TASK DESCRIPTION: Pick out the lines below that include the string "Usada".

-- START MATERIAL FOR THE TASK --

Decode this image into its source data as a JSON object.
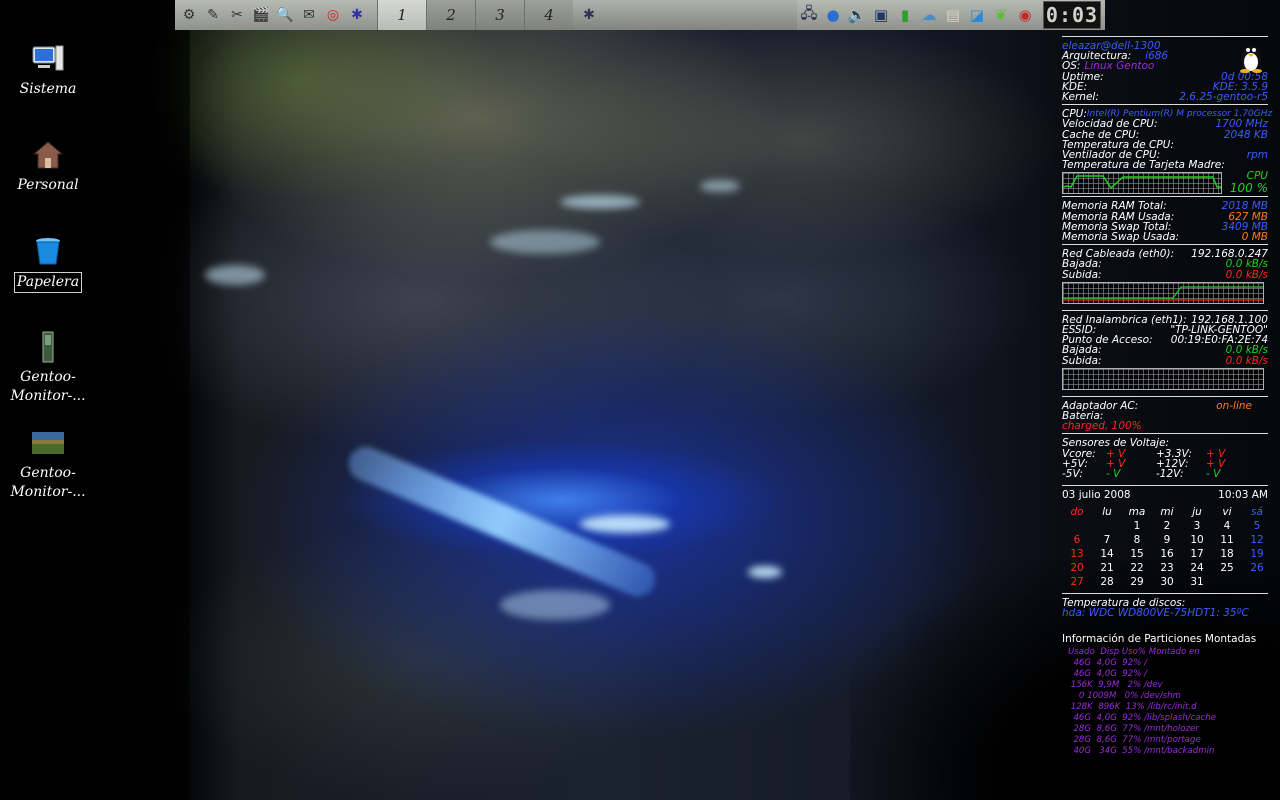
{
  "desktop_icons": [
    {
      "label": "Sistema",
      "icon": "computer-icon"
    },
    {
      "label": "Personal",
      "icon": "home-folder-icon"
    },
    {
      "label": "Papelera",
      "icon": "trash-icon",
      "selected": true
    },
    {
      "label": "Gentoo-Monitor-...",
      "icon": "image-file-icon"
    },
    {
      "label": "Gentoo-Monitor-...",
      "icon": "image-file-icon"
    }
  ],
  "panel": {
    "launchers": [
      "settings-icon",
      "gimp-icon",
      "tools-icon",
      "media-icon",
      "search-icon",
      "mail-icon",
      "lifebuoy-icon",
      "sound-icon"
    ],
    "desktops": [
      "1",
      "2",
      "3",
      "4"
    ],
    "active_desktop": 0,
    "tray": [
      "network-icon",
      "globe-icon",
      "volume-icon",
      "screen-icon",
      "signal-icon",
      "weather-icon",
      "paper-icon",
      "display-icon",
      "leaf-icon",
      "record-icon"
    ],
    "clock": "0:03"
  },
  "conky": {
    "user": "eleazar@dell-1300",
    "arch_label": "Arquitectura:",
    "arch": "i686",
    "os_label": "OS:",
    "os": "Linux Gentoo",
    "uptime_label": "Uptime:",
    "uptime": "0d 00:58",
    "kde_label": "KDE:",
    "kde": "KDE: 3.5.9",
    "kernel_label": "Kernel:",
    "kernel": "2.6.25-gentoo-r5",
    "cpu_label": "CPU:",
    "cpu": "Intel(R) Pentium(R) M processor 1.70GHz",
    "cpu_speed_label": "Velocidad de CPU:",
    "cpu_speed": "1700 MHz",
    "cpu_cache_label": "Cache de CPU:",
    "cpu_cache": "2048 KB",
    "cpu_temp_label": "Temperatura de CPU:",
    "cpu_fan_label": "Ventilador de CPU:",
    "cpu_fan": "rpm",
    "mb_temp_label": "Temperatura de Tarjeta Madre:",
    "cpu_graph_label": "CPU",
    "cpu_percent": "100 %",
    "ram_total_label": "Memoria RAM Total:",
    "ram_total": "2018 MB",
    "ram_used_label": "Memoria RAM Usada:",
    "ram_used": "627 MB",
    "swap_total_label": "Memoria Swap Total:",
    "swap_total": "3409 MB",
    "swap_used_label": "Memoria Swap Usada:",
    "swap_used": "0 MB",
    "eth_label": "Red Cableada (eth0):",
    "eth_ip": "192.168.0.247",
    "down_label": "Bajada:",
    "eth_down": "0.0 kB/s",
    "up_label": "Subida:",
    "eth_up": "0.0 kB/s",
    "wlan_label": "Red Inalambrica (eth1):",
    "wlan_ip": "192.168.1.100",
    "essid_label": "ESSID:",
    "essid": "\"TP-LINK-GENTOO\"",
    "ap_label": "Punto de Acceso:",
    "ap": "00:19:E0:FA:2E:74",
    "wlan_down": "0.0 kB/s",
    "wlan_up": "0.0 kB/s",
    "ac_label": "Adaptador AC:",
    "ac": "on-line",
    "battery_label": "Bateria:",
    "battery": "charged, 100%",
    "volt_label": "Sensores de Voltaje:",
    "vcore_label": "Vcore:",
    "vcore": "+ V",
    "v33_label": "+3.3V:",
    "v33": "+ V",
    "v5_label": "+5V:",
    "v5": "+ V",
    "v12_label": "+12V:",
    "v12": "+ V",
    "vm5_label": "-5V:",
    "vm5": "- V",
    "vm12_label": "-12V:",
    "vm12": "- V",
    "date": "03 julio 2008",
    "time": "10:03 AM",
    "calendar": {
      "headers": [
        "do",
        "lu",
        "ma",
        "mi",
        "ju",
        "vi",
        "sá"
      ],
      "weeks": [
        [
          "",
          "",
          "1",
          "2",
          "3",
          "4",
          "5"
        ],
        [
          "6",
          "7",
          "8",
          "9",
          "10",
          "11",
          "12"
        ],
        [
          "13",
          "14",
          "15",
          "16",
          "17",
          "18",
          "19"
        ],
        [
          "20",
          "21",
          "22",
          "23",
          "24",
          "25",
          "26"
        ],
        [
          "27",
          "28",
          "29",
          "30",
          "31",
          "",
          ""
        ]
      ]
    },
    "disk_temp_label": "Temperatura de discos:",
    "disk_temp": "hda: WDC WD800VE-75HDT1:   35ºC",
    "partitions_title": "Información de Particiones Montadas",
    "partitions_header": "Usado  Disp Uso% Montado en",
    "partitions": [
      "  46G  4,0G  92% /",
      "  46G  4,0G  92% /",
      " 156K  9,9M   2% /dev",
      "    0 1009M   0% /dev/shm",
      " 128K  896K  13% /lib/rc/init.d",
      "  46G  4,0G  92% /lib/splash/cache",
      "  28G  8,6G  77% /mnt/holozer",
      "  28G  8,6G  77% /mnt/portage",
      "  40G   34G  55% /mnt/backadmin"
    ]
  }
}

-- END MATERIAL FOR THE TASK --

FULL OUTPUT:
    "ram_used_label": "Memoria RAM Usada:",
    "swap_used_label": "Memoria Swap Usada:",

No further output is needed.